_Written problem:_ Output each line exactly as it appears, skipping any embedded picture.

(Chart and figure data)

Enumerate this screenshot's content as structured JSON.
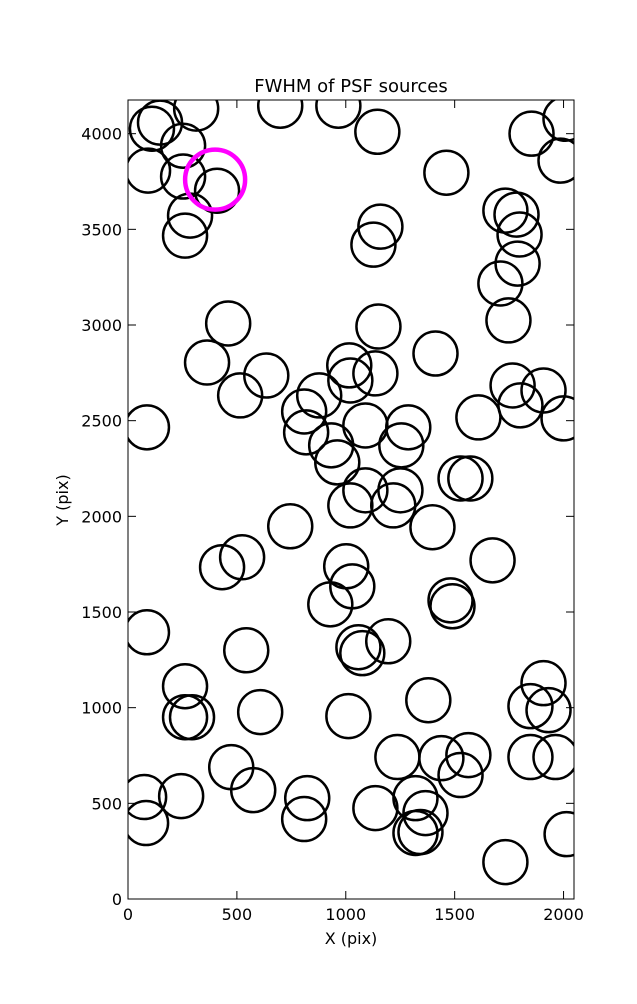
{
  "chart_data": {
    "type": "scatter",
    "title": "FWHM of PSF sources",
    "x_label": "X (pix)",
    "y_label": "Y (pix)",
    "xlim": [
      0,
      2048
    ],
    "ylim": [
      0,
      4176
    ],
    "xticks": [
      0,
      500,
      1000,
      1500,
      2000
    ],
    "yticks": [
      0,
      500,
      1000,
      1500,
      2000,
      2500,
      3000,
      3500,
      4000
    ],
    "series": [
      {
        "color": "#000000",
        "x": [
          110,
          147,
          313,
          699,
          966,
          92,
          253,
          253,
          409,
          285,
          262,
          1145,
          1462,
          1853,
          2009,
          1986,
          1159,
          1127,
          1733,
          1784,
          1798,
          1789,
          1710,
          1747,
          460,
          363,
          635,
          515,
          1150,
          1016,
          1021,
          1136,
          878,
          809,
          818,
          933,
          961,
          1090,
          1287,
          1255,
          1412,
          1609,
          1766,
          1802,
          1908,
          2000,
          87,
          1527,
          1572,
          1090,
          1021,
          1218,
          1251,
          1398,
          745,
          524,
          432,
          1674,
          1002,
          1030,
          929,
          1481,
          1490,
          87,
          1058,
          1076,
          1195,
          543,
          262,
          262,
          294,
          607,
          1012,
          1379,
          1848,
          1908,
          1931,
          1963,
          1848,
          474,
          575,
          244,
          74,
          83,
          823,
          809,
          1136,
          1237,
          1439,
          1563,
          1527,
          1320,
          1366,
          1343,
          1320,
          1733,
          2014
        ],
        "values": [
          4026,
          4058,
          4131,
          4146,
          4146,
          3807,
          3937,
          3776,
          3702,
          3572,
          3467,
          4010,
          3796,
          4000,
          4078,
          3859,
          3514,
          3420,
          3598,
          3577,
          3473,
          3321,
          3217,
          3024,
          3008,
          2804,
          2736,
          2632,
          2992,
          2789,
          2710,
          2747,
          2632,
          2548,
          2439,
          2371,
          2282,
          2475,
          2465,
          2371,
          2851,
          2517,
          2684,
          2580,
          2658,
          2512,
          2465,
          2198,
          2198,
          2136,
          2057,
          2057,
          2136,
          1943,
          1948,
          1786,
          1734,
          1770,
          1739,
          1634,
          1540,
          1561,
          1530,
          1394,
          1316,
          1285,
          1347,
          1300,
          1112,
          950,
          950,
          977,
          956,
          1039,
          1008,
          1128,
          987,
          742,
          742,
          689,
          569,
          538,
          533,
          397,
          527,
          418,
          475,
          742,
          736,
          752,
          648,
          527,
          449,
          350,
          345,
          193,
          339
        ]
      },
      {
        "color": "#ff00ff",
        "x": [
          400
        ],
        "values": [
          3760
        ]
      }
    ]
  }
}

_Output for this task:_
Enumerate this screenshot's content as structured JSON.
{
  "chart_data": {
    "type": "scatter",
    "title": "FWHM of PSF sources",
    "x_label": "X (pix)",
    "y_label": "Y (pix)",
    "xlim": [
      0,
      2048
    ],
    "ylim": [
      0,
      4176
    ],
    "xticks": [
      0,
      500,
      1000,
      1500,
      2000
    ],
    "yticks": [
      0,
      500,
      1000,
      1500,
      2000,
      2500,
      3000,
      3500,
      4000
    ],
    "series": [
      {
        "color": "#000000",
        "x": [
          110,
          147,
          313,
          699,
          966,
          92,
          253,
          253,
          409,
          285,
          262,
          1145,
          1462,
          1853,
          2009,
          1986,
          1159,
          1127,
          1733,
          1784,
          1798,
          1789,
          1710,
          1747,
          460,
          363,
          635,
          515,
          1150,
          1016,
          1021,
          1136,
          878,
          809,
          818,
          933,
          961,
          1090,
          1287,
          1255,
          1412,
          1609,
          1766,
          1802,
          1908,
          2000,
          87,
          1527,
          1572,
          1090,
          1021,
          1218,
          1251,
          1398,
          745,
          524,
          432,
          1674,
          1002,
          1030,
          929,
          1481,
          1490,
          87,
          1058,
          1076,
          1195,
          543,
          262,
          262,
          294,
          607,
          1012,
          1379,
          1848,
          1908,
          1931,
          1963,
          1848,
          474,
          575,
          244,
          74,
          83,
          823,
          809,
          1136,
          1237,
          1439,
          1563,
          1527,
          1320,
          1366,
          1343,
          1320,
          1733,
          2014
        ],
        "values": [
          4026,
          4058,
          4131,
          4146,
          4146,
          3807,
          3937,
          3776,
          3702,
          3572,
          3467,
          4010,
          3796,
          4000,
          4078,
          3859,
          3514,
          3420,
          3598,
          3577,
          3473,
          3321,
          3217,
          3024,
          3008,
          2804,
          2736,
          2632,
          2992,
          2789,
          2710,
          2747,
          2632,
          2548,
          2439,
          2371,
          2282,
          2475,
          2465,
          2371,
          2851,
          2517,
          2684,
          2580,
          2658,
          2512,
          2465,
          2198,
          2198,
          2136,
          2057,
          2057,
          2136,
          1943,
          1948,
          1786,
          1734,
          1770,
          1739,
          1634,
          1540,
          1561,
          1530,
          1394,
          1316,
          1285,
          1347,
          1300,
          1112,
          950,
          950,
          977,
          956,
          1039,
          1008,
          1128,
          987,
          742,
          742,
          689,
          569,
          538,
          533,
          397,
          527,
          418,
          475,
          742,
          736,
          752,
          648,
          527,
          449,
          350,
          345,
          193,
          339
        ]
      },
      {
        "color": "#ff00ff",
        "x": [
          400
        ],
        "values": [
          3760
        ]
      }
    ]
  }
}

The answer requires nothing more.